-- START OF Data for this task --

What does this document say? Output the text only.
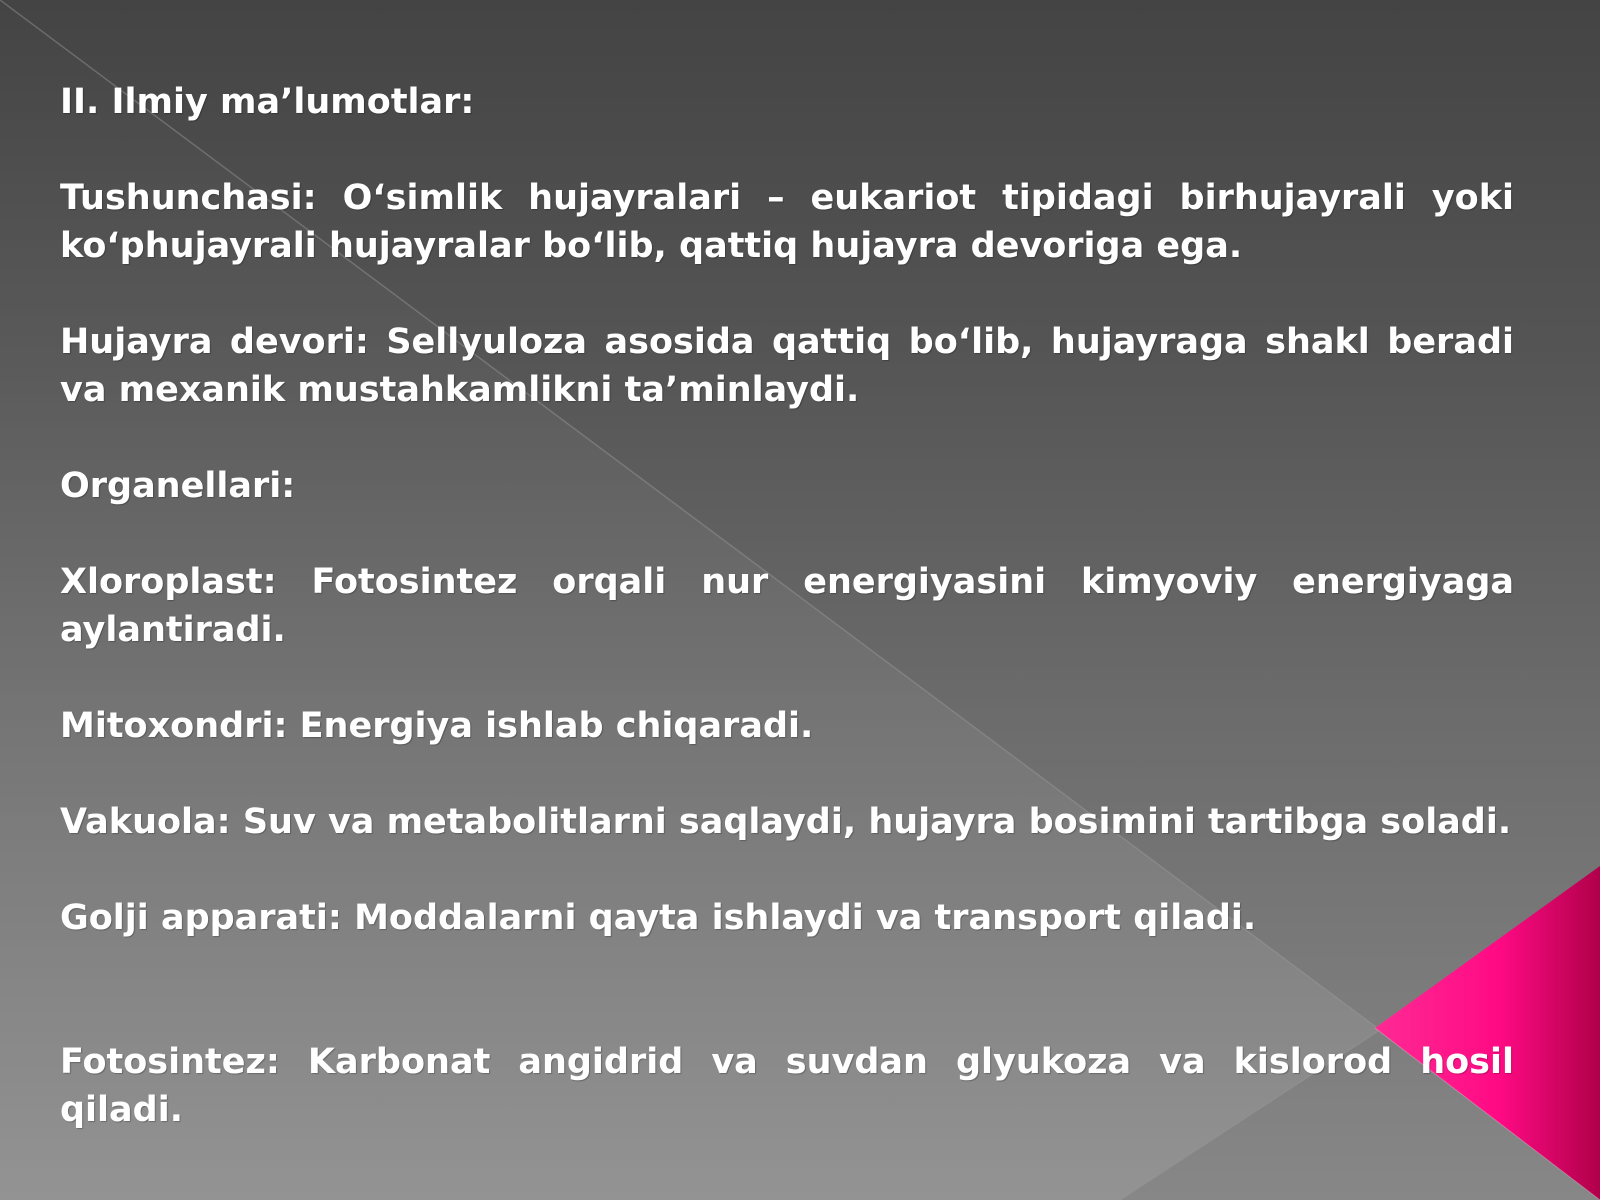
II. Ilmiy ma’lumotlar:

Tushunchasi: O‘simlik hujayralari – eukariot tipidagi birhujayrali yoki ko‘phujayrali hujayralar bo‘lib, qattiq hujayra devoriga ega.

Hujayra devori: Sellyuloza asosida qattiq bo‘lib, hujayraga shakl beradi va mexanik mustahkamlikni ta’minlaydi.

Organellari:

Xloroplast: Fotosintez orqali nur energiyasini kimyoviy energiyaga aylantiradi.

Mitoxondri: Energiya ishlab chiqaradi.

Vakuola: Suv va metabolitlarni saqlaydi, hujayra bosimini tartibga soladi.

Golji apparati: Moddalarni qayta ishlaydi va transport qiladi.

Fotosintez: Karbonat angidrid va suvdan glyukoza va kislorod hosil qiladi.
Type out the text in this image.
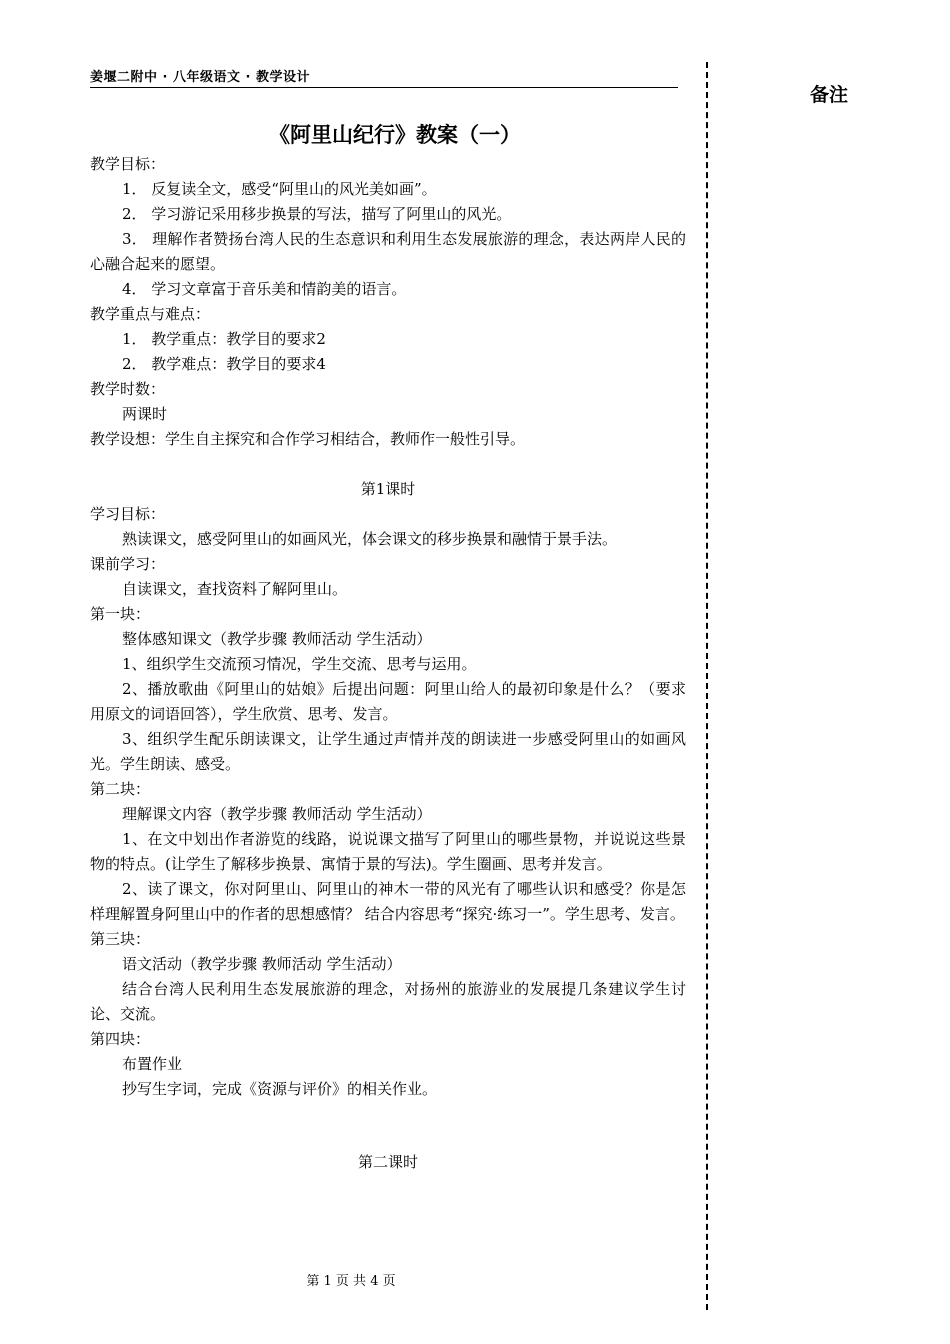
姜堰二附中 · 八年级语文 · 教学设计
备注
《阿里山纪行》教案（一）
教学目标：
1． 反复读全文，感受“阿里山的风光美如画”。
2． 学习游记采用移步换景的写法，描写了阿里山的风光。
3． 理解作者赞扬台湾人民的生态意识和利用生态发展旅游的理念，表达两岸人民的心融合起来的愿望。
4． 学习文章富于音乐美和情韵美的语言。
教学重点与难点：
1． 教学重点：教学目的要求2
2． 教学难点：教学目的要求4
教学时数：
两课时
教学设想：学生自主探究和合作学习相结合，教师作一般性引导。
第1课时
学习目标：
熟读课文，感受阿里山的如画风光，体会课文的移步换景和融情于景手法。
课前学习：
自读课文，查找资料了解阿里山。
第一块：
整体感知课文（教学步骤 教师活动 学生活动）
1、组织学生交流预习情况，学生交流、思考与运用。
2、播放歌曲《阿里山的姑娘》后提出问题：阿里山给人的最初印象是什么？（要求用原文的词语回答），学生欣赏、思考、发言。
3、组织学生配乐朗读课文，让学生通过声情并茂的朗读进一步感受阿里山的如画风光。学生朗读、感受。
第二块：
理解课文内容（教学步骤 教师活动 学生活动）
1、在文中划出作者游览的线路，说说课文描写了阿里山的哪些景物，并说说这些景物的特点。(让学生了解移步换景、寓情于景的写法)。学生圈画、思考并发言。
2、读了课文，你对阿里山、阿里山的神木一带的风光有了哪些认识和感受？你是怎样理解置身阿里山中的作者的思想感情？ 结合内容思考“探究·练习一”。学生思考、发言。
第三块：
语文活动（教学步骤 教师活动 学生活动）
结合台湾人民利用生态发展旅游的理念，对扬州的旅游业的发展提几条建议学生讨论、交流。
第四块：
布置作业
抄写生字词，完成《资源与评价》的相关作业。
第二课时
第 1 页 共 4 页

-- END OF Data for this task --

* **Short problem**
The records above must be transcribed exactly. Pictures are left out of the copy.

* **Finished exercise**
What does this document say? Output the text only.
II. Ilmiy ma’lumotlar:

Tushunchasi: O‘simlik hujayralari – eukariot tipidagi birhujayrali yoki ko‘phujayrali hujayralar bo‘lib, qattiq hujayra devoriga ega.

Hujayra devori: Sellyuloza asosida qattiq bo‘lib, hujayraga shakl beradi va mexanik mustahkamlikni ta’minlaydi.

Organellari:

Xloroplast: Fotosintez orqali nur energiyasini kimyoviy energiyaga aylantiradi.

Mitoxondri: Energiya ishlab chiqaradi.

Vakuola: Suv va metabolitlarni saqlaydi, hujayra bosimini tartibga soladi.

Golji apparati: Moddalarni qayta ishlaydi va transport qiladi.

Fotosintez: Karbonat angidrid va suvdan glyukoza va kislorod hosil qiladi.
Type out the text in this image.
姜堰二附中 · 八年级语文 · 教学设计
备注
《阿里山纪行》教案（一）
教学目标：
1． 反复读全文，感受“阿里山的风光美如画”。
2． 学习游记采用移步换景的写法，描写了阿里山的风光。
3． 理解作者赞扬台湾人民的生态意识和利用生态发展旅游的理念，表达两岸人民的心融合起来的愿望。
4． 学习文章富于音乐美和情韵美的语言。
教学重点与难点：
1． 教学重点：教学目的要求2
2． 教学难点：教学目的要求4
教学时数：
两课时
教学设想：学生自主探究和合作学习相结合，教师作一般性引导。
第1课时
学习目标：
熟读课文，感受阿里山的如画风光，体会课文的移步换景和融情于景手法。
课前学习：
自读课文，查找资料了解阿里山。
第一块：
整体感知课文（教学步骤 教师活动 学生活动）
1、组织学生交流预习情况，学生交流、思考与运用。
2、播放歌曲《阿里山的姑娘》后提出问题：阿里山给人的最初印象是什么？（要求用原文的词语回答），学生欣赏、思考、发言。
3、组织学生配乐朗读课文，让学生通过声情并茂的朗读进一步感受阿里山的如画风光。学生朗读、感受。
第二块：
理解课文内容（教学步骤 教师活动 学生活动）
1、在文中划出作者游览的线路，说说课文描写了阿里山的哪些景物，并说说这些景物的特点。(让学生了解移步换景、寓情于景的写法)。学生圈画、思考并发言。
2、读了课文，你对阿里山、阿里山的神木一带的风光有了哪些认识和感受？你是怎样理解置身阿里山中的作者的思想感情？ 结合内容思考“探究·练习一”。学生思考、发言。
第三块：
语文活动（教学步骤 教师活动 学生活动）
结合台湾人民利用生态发展旅游的理念，对扬州的旅游业的发展提几条建议学生讨论、交流。
第四块：
布置作业
抄写生字词，完成《资源与评价》的相关作业。
第二课时
第 1 页 共 4 页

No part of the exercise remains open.